▶ SUPPLIED TEXT
◆ ◆ ◆

GILBERT: So it's not a fait accompli that Labor will continue to support the Trans-Pacific Partnership as put? Because, as I say, this is something that Labor, when in government, was very supportive of.
LEIGH: We've kicked off the agreement, that's because Labor has the strongest open markets tradition of any political party in the Parliament. Just because we believe in broad-based trade deals, doesn't mean we support any trade deal. We have to make sure that we scrutinise these things carefully. The devil is always in the detail when it comes to trade agreements. We need to make sure this is as high-a-quality trade agreement as it can be.
GILBERT: The focus on infrastructure that Angus Taylor was arguing earlier, that all makes a lot of sense – I know Anthony Albanese has made this case quite a lot in recent years – but this is even more pertinent isn't it, given how sluggish the rest of the economy is, that the Government does invest in this, both in the short term, but in the medium to longer term for productivity?

◆ ◆ ◆

▶ ENTRIES SUPPLIED
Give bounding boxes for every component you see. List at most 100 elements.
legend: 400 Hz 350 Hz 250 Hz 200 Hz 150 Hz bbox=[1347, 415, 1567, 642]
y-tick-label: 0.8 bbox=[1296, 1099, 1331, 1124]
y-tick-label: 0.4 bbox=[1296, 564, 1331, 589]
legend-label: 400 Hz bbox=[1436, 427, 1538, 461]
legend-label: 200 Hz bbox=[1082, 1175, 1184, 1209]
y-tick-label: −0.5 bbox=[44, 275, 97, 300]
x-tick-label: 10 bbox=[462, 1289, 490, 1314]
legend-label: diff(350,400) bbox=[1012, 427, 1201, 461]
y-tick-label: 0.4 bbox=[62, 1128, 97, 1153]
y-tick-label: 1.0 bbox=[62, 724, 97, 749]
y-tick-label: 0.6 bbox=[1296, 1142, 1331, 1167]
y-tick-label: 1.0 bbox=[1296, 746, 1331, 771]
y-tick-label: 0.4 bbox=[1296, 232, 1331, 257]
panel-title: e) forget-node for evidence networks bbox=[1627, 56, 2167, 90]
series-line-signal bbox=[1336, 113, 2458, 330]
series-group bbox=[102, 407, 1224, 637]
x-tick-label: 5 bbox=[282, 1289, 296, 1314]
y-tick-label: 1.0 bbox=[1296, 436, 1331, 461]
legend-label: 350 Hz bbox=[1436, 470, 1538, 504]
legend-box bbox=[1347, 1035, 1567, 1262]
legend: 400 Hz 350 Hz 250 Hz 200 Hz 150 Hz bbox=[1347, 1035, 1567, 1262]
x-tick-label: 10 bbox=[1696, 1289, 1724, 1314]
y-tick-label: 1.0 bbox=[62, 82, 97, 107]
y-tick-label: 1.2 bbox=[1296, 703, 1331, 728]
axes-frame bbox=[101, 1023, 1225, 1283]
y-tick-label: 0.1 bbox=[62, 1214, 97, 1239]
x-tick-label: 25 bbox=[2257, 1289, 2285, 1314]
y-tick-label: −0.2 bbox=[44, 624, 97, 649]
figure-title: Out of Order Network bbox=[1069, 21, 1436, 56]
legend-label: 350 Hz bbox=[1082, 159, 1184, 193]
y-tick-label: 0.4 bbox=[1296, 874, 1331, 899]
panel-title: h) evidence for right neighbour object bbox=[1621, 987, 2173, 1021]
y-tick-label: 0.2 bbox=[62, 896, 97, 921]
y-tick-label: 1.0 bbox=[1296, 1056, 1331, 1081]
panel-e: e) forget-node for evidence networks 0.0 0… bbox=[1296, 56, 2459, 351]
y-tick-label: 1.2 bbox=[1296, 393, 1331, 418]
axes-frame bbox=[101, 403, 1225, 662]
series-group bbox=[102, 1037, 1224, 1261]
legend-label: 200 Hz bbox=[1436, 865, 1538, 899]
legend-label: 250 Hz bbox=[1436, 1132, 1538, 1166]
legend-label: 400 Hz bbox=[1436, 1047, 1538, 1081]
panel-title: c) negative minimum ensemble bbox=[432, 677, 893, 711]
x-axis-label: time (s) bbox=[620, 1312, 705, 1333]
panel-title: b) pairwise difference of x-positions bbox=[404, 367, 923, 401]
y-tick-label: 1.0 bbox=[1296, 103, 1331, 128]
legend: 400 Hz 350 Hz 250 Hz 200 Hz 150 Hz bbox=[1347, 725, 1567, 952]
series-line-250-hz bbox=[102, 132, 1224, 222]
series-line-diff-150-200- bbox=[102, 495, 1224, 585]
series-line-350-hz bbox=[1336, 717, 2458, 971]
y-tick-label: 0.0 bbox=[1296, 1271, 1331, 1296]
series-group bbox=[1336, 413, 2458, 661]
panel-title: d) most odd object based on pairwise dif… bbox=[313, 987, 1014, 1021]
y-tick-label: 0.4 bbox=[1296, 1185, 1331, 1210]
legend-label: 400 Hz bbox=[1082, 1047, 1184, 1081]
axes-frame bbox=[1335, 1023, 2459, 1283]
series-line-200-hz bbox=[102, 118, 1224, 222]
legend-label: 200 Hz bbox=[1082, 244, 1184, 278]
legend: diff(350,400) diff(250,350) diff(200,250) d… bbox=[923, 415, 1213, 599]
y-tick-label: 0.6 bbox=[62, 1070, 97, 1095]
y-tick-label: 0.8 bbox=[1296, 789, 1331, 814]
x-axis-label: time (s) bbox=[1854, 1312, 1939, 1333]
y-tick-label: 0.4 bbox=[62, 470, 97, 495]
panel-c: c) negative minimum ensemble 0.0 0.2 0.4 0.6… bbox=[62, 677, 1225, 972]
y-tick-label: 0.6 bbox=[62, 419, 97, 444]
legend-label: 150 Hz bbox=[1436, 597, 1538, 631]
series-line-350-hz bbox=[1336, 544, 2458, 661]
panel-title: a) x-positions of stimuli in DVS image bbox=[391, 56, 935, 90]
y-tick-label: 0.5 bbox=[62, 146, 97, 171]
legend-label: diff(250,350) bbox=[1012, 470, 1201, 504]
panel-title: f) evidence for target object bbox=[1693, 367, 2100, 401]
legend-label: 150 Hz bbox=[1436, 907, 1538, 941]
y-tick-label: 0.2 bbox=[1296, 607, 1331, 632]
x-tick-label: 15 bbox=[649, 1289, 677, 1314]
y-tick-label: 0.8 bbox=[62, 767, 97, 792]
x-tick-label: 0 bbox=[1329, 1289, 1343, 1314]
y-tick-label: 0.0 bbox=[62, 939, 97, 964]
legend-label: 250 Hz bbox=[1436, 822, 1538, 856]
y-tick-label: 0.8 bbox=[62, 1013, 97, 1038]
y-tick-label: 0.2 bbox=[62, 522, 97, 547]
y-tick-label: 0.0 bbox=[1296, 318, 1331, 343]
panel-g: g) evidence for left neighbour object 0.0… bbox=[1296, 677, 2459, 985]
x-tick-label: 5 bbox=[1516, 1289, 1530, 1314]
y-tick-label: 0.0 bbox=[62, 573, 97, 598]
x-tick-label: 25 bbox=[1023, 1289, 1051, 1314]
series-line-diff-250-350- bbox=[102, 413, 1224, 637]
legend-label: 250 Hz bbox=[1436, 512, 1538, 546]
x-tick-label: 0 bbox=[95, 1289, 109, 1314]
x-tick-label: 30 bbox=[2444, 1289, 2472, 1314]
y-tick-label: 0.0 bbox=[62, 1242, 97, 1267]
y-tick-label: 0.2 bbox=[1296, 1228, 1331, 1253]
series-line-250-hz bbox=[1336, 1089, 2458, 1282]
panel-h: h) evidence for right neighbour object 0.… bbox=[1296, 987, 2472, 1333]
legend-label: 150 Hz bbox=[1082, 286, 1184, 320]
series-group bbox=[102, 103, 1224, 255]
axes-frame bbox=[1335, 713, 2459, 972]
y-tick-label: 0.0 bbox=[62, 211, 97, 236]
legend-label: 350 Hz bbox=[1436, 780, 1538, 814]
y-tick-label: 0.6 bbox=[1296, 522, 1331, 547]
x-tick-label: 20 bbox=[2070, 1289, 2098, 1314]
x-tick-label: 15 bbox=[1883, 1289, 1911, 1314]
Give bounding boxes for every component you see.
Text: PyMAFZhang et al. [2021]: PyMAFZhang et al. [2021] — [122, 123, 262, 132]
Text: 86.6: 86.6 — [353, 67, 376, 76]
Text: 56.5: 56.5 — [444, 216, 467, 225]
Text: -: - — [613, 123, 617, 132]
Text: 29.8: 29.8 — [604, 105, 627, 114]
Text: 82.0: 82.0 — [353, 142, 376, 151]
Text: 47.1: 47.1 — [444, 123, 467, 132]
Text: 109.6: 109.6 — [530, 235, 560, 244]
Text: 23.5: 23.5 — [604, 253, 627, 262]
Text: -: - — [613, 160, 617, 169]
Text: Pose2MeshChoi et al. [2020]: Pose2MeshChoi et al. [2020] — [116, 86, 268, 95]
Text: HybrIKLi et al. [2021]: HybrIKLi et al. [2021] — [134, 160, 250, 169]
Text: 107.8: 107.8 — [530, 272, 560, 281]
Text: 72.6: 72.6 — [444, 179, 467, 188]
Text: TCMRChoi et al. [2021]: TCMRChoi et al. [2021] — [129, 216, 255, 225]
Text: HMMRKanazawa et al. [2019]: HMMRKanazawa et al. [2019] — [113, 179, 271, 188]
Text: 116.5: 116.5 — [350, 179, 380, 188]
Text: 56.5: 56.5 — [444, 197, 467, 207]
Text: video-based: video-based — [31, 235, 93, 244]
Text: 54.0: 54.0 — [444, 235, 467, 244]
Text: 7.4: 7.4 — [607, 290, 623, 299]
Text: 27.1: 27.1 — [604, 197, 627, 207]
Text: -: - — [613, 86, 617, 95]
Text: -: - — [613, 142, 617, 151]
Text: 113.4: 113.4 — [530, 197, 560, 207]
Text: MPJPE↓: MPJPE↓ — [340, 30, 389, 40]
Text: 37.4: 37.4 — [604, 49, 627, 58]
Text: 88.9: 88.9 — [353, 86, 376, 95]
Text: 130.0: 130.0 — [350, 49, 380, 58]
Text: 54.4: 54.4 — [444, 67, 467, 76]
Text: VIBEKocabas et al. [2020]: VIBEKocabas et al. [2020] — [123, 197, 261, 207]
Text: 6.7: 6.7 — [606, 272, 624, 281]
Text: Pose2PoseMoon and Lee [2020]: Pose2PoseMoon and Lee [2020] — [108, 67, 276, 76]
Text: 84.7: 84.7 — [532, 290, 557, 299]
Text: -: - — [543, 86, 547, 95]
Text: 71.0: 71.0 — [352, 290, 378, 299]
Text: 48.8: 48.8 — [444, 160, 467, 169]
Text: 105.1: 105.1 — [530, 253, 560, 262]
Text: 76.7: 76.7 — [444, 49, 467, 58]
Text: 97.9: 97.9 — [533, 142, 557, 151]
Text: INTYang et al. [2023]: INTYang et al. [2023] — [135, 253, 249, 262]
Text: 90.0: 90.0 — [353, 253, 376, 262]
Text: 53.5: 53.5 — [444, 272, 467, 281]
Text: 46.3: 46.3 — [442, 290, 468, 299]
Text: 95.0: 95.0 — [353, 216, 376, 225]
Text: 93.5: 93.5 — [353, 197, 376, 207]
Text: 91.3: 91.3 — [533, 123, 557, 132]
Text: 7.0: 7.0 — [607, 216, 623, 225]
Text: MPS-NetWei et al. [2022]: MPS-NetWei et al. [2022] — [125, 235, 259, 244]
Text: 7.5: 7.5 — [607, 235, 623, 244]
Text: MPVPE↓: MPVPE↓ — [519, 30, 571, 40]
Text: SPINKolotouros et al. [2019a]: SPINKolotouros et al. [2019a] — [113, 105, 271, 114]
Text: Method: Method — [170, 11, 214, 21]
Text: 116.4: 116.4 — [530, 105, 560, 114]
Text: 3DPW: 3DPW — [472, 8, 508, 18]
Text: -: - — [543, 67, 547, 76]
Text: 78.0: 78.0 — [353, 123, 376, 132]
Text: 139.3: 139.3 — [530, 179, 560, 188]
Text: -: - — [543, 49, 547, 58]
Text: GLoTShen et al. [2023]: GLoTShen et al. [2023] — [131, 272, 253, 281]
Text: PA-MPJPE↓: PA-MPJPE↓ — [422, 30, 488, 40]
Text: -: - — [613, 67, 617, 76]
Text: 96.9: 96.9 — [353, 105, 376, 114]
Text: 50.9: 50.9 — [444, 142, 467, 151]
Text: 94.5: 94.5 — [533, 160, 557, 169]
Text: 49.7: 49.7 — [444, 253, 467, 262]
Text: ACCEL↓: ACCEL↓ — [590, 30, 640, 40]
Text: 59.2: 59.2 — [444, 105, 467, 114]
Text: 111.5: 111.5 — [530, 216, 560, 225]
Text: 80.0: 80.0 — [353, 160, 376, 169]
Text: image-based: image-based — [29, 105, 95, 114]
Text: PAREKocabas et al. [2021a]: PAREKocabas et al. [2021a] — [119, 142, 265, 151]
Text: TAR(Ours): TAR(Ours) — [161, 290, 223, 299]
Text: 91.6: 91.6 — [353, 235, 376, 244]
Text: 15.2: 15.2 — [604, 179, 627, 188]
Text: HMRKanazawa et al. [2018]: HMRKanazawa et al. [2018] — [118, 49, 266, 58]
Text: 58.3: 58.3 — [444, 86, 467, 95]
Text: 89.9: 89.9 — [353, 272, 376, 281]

◆ ◆ ◆

▶ TASKS TO PERFORM
(a) Answer these questions about the interview excerpt:
(i) Which party does Leigh say has the strongest open markets tradition of any political party in the Parliament?
(ii) Where does Leigh say the devil always is when it comes to trade agreements?
(iii) Whom does Gilbert name as arguing earlier for a focus on infrastructure?
(b) Can you reproduce the entries word for word, from the first line of the entries through the line containing "legend-box bbox=[1347, 1035, 1567, 1262]"?
The interview excerpt and the entries are unrelated to each other.

▶ EXERCISE RESPONSES
(a)
(i) Labor
(ii) In the detail
(iii) Angus Taylor

(b)
Give bounding boxes for every component you see. List at most 100 elements.
legend: 400 Hz 350 Hz 250 Hz 200 Hz 150 Hz bbox=[1347, 415, 1567, 642]
y-tick-label: 0.8 bbox=[1296, 1099, 1331, 1124]
y-tick-label: 0.4 bbox=[1296, 564, 1331, 589]
legend-label: 400 Hz bbox=[1436, 427, 1538, 461]
legend-label: 200 Hz bbox=[1082, 1175, 1184, 1209]
y-tick-label: −0.5 bbox=[44, 275, 97, 300]
x-tick-label: 10 bbox=[462, 1289, 490, 1314]
legend-label: diff(350,400) bbox=[1012, 427, 1201, 461]
y-tick-label: 0.4 bbox=[62, 1128, 97, 1153]
y-tick-label: 1.0 bbox=[62, 724, 97, 749]
y-tick-label: 0.6 bbox=[1296, 1142, 1331, 1167]
y-tick-label: 1.0 bbox=[1296, 746, 1331, 771]
y-tick-label: 0.4 bbox=[1296, 232, 1331, 257]
panel-title: e) forget-node for evidence networks bbox=[1627, 56, 2167, 90]
series-line-signal bbox=[1336, 113, 2458, 330]
series-group bbox=[102, 407, 1224, 637]
x-tick-label: 5 bbox=[282, 1289, 296, 1314]
y-tick-label: 1.0 bbox=[1296, 436, 1331, 461]
legend-label: 350 Hz bbox=[1436, 470, 1538, 504]
legend-box bbox=[1347, 1035, 1567, 1262]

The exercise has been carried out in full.